GIVEN TASK:
Below are records to be output exactly, every one of them.
****************************************
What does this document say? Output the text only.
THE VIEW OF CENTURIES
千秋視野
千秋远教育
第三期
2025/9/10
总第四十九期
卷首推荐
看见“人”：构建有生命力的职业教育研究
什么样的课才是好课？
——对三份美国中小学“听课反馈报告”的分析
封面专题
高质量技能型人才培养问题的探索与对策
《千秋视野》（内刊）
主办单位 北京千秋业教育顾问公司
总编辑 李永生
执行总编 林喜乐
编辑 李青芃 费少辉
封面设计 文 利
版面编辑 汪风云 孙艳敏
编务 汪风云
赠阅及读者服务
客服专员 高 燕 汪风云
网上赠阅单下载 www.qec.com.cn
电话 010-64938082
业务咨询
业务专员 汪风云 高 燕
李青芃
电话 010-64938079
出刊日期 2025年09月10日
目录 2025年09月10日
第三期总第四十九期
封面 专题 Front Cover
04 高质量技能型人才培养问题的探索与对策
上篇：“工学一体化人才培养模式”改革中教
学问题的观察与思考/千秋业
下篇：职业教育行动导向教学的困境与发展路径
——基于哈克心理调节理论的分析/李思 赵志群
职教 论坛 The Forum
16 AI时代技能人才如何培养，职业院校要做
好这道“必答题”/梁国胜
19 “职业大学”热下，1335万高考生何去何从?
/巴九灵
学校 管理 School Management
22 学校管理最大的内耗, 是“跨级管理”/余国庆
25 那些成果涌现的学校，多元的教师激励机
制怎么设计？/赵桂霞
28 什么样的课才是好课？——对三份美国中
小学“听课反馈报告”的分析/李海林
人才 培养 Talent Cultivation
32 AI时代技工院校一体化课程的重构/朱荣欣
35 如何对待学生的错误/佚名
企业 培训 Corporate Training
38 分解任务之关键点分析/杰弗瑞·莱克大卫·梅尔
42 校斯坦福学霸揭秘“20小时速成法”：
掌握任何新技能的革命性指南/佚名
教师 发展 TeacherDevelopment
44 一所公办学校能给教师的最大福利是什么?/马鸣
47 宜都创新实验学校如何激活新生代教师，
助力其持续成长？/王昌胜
****************************************
EXERCISE RESPONSE:
What does this document say? Output the text only.
THE VIEW OF CENTURIES
千秋視野
千秋远教育
第三期
2025/9/10
总第四十九期
卷首推荐
看见“人”：构建有生命力的职业教育研究
什么样的课才是好课？
——对三份美国中小学“听课反馈报告”的分析
封面专题
高质量技能型人才培养问题的探索与对策
《千秋视野》（内刊）
主办单位 北京千秋业教育顾问公司
总编辑 李永生
执行总编 林喜乐
编辑 李青芃 费少辉
封面设计 文 利
版面编辑 汪风云 孙艳敏
编务 汪风云
赠阅及读者服务
客服专员 高 燕 汪风云
网上赠阅单下载 www.qec.com.cn
电话 010-64938082
业务咨询
业务专员 汪风云 高 燕
李青芃
电话 010-64938079
出刊日期 2025年09月10日
目录 2025年09月10日
第三期总第四十九期
封面 专题 Front Cover
04 高质量技能型人才培养问题的探索与对策
上篇：“工学一体化人才培养模式”改革中教
学问题的观察与思考/千秋业
下篇：职业教育行动导向教学的困境与发展路径
——基于哈克心理调节理论的分析/李思 赵志群
职教 论坛 The Forum
16 AI时代技能人才如何培养，职业院校要做
好这道“必答题”/梁国胜
19 “职业大学”热下，1335万高考生何去何从?
/巴九灵
学校 管理 School Management
22 学校管理最大的内耗, 是“跨级管理”/余国庆
25 那些成果涌现的学校，多元的教师激励机
制怎么设计？/赵桂霞
28 什么样的课才是好课？——对三份美国中
小学“听课反馈报告”的分析/李海林
人才 培养 Talent Cultivation
32 AI时代技工院校一体化课程的重构/朱荣欣
35 如何对待学生的错误/佚名
企业 培训 Corporate Training
38 分解任务之关键点分析/杰弗瑞·莱克大卫·梅尔
42 校斯坦福学霸揭秘“20小时速成法”：
掌握任何新技能的革命性指南/佚名
教师 发展 TeacherDevelopment
44 一所公办学校能给教师的最大福利是什么?/马鸣
47 宜都创新实验学校如何激活新生代教师，
助力其持续成长？/王昌胜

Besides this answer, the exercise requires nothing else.